(Records from a data collection)
---

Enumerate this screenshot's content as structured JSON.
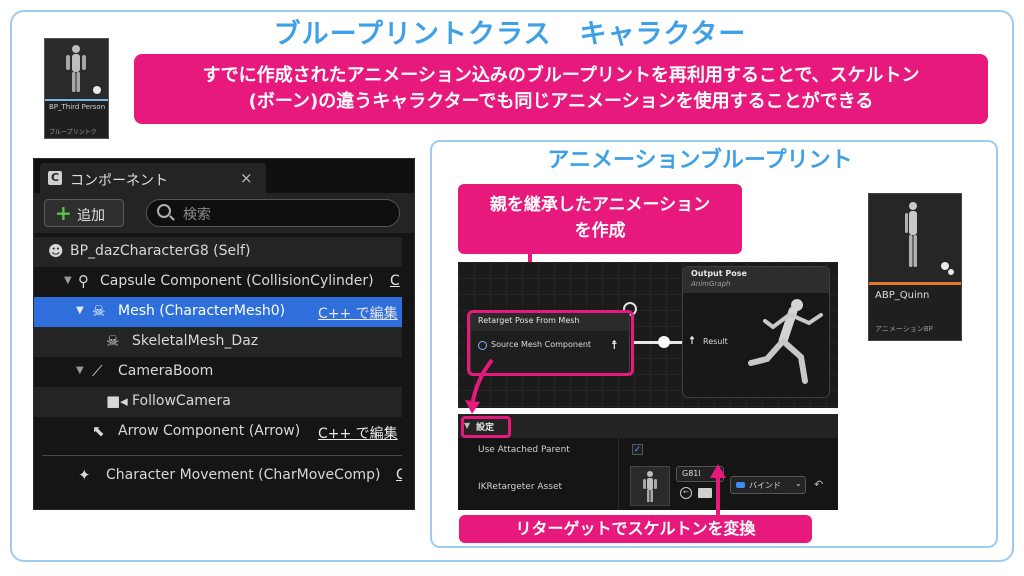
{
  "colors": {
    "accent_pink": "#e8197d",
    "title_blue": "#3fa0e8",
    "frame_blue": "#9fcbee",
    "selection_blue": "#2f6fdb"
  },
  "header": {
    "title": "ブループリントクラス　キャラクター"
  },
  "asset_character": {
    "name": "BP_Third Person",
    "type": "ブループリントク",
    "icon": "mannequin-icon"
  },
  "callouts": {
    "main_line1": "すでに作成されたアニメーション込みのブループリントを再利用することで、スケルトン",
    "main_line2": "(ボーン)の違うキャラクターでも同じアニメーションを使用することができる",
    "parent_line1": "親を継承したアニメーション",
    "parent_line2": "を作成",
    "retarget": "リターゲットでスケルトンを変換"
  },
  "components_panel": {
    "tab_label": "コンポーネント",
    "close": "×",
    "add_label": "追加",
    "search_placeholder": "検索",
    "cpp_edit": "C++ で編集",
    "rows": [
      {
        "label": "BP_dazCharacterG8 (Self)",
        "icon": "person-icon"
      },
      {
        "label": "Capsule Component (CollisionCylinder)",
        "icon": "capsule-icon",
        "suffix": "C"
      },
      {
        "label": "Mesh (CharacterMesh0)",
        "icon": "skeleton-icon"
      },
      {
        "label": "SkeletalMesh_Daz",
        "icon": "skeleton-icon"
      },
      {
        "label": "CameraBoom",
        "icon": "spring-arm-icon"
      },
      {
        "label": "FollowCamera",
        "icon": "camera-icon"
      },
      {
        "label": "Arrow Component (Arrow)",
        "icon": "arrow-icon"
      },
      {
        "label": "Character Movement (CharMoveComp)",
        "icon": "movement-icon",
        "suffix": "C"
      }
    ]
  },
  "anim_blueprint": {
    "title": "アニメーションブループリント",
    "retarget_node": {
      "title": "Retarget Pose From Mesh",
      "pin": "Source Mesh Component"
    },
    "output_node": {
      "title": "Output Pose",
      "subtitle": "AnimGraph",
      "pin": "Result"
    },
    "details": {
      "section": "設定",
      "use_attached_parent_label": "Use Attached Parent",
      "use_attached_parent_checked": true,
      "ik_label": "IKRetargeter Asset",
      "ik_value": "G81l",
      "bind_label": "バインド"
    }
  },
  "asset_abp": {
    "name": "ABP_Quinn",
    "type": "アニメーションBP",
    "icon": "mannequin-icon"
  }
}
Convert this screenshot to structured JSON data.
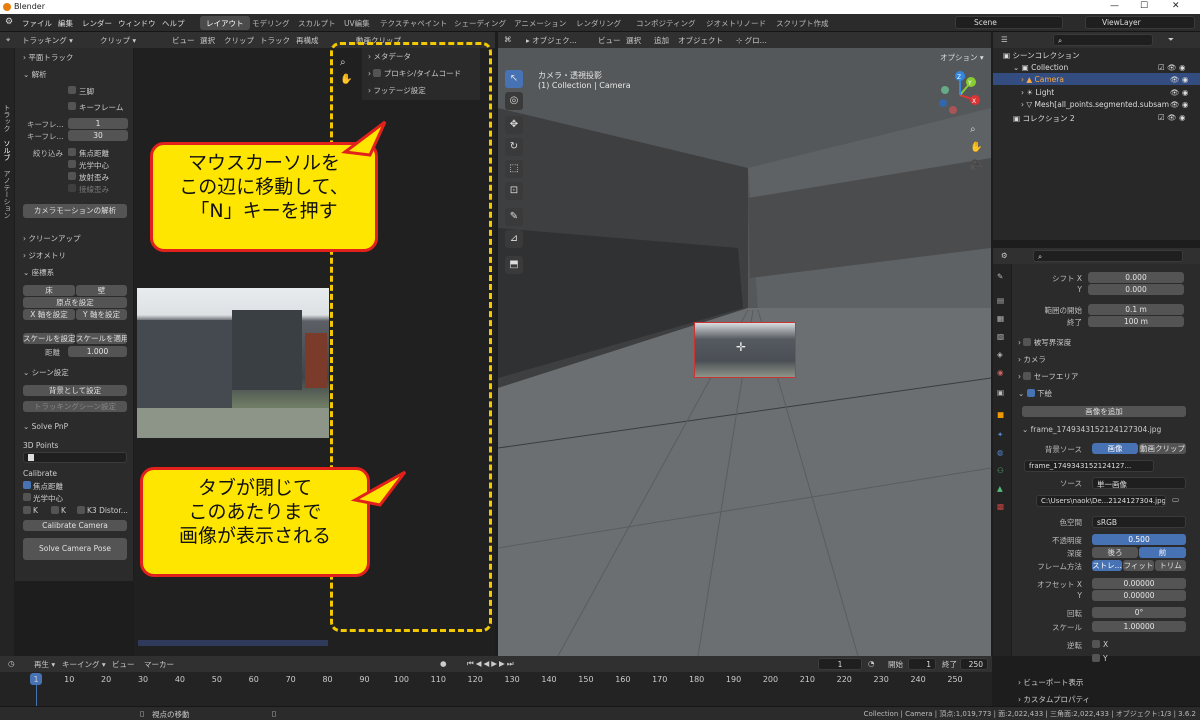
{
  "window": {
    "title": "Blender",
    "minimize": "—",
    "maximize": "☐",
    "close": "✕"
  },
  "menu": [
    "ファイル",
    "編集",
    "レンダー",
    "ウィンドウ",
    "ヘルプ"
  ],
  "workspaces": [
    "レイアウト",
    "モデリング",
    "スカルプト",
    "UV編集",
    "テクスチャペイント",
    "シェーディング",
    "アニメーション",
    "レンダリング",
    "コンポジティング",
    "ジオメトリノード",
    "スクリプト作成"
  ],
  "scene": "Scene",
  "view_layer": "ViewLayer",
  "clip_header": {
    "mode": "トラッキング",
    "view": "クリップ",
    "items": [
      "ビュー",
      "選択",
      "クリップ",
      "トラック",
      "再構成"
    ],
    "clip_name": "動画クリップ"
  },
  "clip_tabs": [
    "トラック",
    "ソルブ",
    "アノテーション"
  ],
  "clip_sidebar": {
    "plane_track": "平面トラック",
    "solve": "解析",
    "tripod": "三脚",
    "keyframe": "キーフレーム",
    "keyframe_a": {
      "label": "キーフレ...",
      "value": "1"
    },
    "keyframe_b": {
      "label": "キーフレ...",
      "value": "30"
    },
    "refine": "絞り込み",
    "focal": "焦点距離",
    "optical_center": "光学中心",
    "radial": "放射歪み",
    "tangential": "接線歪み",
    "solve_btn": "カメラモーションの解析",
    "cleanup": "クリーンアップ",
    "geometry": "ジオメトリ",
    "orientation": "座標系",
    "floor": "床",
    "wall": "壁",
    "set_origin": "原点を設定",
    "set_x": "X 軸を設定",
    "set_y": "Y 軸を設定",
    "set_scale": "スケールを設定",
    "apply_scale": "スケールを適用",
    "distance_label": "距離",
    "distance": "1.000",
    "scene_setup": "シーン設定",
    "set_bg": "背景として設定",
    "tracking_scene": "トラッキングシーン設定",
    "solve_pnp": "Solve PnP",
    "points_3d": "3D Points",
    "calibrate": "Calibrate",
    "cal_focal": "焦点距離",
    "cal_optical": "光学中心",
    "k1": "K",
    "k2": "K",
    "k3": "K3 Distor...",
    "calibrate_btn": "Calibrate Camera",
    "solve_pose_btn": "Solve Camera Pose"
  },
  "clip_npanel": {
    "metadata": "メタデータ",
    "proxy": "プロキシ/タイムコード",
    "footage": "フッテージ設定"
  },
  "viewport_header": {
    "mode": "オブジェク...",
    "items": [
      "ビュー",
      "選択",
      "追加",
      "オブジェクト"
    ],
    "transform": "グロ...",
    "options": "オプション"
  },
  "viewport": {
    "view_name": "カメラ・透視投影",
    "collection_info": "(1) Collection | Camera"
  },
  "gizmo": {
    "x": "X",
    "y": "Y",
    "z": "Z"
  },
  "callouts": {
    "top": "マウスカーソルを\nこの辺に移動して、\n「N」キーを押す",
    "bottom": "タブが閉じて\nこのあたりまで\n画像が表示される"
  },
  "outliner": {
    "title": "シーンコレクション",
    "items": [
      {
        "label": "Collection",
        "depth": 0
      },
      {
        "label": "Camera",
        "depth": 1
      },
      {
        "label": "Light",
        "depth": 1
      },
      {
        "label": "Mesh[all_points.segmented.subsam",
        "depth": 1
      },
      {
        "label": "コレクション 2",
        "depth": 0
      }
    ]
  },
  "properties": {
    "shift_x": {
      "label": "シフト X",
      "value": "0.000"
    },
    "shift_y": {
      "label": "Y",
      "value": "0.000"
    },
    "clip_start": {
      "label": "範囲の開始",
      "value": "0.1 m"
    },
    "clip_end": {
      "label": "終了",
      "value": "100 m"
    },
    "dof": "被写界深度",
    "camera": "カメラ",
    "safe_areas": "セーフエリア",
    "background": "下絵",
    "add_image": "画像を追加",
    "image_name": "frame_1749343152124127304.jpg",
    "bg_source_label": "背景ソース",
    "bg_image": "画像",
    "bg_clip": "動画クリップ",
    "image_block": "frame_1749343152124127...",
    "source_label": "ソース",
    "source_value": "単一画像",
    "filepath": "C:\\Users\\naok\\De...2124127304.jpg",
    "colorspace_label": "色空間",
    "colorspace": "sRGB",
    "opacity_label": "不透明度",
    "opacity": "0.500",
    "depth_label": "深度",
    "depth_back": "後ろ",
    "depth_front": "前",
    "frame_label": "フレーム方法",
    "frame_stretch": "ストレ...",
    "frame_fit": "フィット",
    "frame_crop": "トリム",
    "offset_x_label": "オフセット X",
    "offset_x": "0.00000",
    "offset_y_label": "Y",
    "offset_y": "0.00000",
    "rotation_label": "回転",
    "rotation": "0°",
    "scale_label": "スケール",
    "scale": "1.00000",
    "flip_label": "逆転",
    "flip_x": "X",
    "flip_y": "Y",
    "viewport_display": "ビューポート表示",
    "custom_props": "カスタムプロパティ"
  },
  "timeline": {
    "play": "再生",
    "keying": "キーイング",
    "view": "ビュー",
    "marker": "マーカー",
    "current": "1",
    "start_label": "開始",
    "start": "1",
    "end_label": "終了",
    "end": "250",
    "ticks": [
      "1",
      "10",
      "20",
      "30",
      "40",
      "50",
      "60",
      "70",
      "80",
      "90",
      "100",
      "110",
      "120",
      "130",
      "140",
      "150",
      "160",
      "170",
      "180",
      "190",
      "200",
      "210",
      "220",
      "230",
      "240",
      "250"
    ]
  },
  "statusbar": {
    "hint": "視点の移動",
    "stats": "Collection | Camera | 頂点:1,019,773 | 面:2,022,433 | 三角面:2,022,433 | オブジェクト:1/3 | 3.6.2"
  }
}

---

_WHAT YOU NEED TO DO:_
From the data, list each line in which the string "Pose" appears.

_REPLY:_
      "title": "Retarget Pose From Mesh",
      "title": "Output Pose",
    "solve_pose_btn": "Solve Camera Pose"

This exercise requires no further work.